**EXERCISE PROMPT**.
Check each line of the data below for the word "grid", then extract the ones that have it.

**********

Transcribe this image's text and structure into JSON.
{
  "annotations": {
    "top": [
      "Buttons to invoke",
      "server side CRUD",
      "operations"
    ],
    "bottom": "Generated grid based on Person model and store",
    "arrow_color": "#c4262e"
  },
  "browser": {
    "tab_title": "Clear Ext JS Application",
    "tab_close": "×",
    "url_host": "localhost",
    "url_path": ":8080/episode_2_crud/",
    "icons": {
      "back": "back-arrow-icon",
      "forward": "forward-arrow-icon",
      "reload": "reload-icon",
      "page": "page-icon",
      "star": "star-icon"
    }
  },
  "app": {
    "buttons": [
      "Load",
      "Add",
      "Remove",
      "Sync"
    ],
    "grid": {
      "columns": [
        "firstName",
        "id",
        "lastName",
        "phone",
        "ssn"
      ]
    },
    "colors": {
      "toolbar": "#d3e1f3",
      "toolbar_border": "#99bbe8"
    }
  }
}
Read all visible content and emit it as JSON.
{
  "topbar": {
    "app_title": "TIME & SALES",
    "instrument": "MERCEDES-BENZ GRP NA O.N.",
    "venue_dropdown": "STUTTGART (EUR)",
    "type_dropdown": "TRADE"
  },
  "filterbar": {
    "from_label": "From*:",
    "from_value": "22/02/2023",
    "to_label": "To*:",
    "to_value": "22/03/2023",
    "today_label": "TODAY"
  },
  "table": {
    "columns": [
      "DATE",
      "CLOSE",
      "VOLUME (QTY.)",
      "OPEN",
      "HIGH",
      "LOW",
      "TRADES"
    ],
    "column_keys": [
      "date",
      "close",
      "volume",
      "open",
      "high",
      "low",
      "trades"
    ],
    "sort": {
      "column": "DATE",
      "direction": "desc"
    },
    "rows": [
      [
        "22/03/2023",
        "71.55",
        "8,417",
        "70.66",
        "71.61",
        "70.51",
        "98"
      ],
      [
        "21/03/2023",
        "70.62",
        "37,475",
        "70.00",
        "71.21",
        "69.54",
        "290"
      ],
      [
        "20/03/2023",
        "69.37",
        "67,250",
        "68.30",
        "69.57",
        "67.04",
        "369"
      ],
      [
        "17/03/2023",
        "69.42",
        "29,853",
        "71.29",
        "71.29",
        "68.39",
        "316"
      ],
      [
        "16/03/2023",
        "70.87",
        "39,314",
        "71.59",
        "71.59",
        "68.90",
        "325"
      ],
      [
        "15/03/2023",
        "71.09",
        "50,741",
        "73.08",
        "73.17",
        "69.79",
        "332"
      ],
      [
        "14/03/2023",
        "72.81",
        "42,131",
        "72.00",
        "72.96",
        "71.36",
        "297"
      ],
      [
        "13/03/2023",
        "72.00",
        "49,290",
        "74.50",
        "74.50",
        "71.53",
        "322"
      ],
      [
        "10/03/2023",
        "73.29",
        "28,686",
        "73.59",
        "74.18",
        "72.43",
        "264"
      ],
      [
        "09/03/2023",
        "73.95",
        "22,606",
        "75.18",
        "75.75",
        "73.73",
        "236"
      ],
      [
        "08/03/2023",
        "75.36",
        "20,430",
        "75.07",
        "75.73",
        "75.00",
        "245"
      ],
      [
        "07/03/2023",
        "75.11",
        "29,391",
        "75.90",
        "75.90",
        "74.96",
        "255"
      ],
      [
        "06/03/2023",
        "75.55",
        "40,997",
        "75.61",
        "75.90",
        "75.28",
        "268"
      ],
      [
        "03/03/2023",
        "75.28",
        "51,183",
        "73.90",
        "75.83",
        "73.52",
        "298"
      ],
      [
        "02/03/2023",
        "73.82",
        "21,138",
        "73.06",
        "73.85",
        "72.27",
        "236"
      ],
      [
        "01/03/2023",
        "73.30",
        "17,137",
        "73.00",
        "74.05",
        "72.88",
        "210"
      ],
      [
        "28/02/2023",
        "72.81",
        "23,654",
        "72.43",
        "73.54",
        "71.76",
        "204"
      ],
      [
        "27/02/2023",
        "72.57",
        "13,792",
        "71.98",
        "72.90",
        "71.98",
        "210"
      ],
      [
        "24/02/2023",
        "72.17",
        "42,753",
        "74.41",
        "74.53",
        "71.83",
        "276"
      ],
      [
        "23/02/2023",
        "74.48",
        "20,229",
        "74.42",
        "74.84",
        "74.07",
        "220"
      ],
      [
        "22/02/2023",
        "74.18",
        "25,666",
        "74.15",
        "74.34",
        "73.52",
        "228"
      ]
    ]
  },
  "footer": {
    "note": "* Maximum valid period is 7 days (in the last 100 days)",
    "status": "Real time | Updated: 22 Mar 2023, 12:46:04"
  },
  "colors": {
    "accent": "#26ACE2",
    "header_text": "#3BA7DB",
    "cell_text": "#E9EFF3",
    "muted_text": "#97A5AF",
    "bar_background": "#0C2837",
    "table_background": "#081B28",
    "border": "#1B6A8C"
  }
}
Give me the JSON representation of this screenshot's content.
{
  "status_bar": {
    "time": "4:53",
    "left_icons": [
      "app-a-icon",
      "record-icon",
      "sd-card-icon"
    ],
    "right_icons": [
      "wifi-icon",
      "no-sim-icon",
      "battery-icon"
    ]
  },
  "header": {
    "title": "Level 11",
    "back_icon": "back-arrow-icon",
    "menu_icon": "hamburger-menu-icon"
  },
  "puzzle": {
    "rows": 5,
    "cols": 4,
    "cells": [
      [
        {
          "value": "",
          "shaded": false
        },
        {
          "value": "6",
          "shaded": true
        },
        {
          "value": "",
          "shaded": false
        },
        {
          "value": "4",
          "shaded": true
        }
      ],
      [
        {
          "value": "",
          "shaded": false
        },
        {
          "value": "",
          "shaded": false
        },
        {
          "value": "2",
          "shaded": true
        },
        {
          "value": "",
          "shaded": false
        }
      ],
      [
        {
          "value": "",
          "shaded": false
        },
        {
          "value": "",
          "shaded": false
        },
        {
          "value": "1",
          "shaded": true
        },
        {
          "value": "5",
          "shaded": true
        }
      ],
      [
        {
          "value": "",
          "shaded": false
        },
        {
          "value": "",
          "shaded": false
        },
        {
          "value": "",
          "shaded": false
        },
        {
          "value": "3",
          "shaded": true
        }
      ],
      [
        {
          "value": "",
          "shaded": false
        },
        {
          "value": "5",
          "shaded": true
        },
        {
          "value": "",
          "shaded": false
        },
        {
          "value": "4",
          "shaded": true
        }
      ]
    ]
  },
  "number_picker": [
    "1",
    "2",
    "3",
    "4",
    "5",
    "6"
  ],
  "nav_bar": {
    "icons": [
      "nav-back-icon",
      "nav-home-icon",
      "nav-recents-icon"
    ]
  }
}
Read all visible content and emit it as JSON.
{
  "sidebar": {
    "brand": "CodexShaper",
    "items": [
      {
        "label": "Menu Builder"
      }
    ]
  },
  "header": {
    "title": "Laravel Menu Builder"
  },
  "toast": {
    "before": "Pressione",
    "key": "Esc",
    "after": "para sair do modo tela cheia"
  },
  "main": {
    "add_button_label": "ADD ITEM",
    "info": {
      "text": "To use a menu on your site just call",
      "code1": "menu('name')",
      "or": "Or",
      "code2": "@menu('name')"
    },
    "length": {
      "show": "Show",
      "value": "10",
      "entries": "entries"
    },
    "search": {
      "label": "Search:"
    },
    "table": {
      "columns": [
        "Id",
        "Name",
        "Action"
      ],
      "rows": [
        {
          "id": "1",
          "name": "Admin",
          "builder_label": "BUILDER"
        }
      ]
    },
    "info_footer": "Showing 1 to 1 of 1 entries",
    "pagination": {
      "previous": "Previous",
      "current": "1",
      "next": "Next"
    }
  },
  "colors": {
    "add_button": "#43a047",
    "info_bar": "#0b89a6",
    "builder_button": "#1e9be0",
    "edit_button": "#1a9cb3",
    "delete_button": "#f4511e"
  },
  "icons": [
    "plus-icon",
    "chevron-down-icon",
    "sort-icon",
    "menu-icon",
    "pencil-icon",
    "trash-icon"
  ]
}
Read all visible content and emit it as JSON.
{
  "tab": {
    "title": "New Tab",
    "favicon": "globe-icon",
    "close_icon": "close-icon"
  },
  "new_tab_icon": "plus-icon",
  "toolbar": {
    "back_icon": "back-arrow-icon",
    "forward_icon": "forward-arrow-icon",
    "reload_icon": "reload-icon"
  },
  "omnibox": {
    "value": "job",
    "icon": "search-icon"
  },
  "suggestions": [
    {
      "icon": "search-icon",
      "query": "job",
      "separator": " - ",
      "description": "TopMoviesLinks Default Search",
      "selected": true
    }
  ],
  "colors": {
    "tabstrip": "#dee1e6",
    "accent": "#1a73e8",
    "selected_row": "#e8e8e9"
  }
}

**********

**RESULT**.
    "bottom": "Generated grid based on Person model and store",
    "grid": {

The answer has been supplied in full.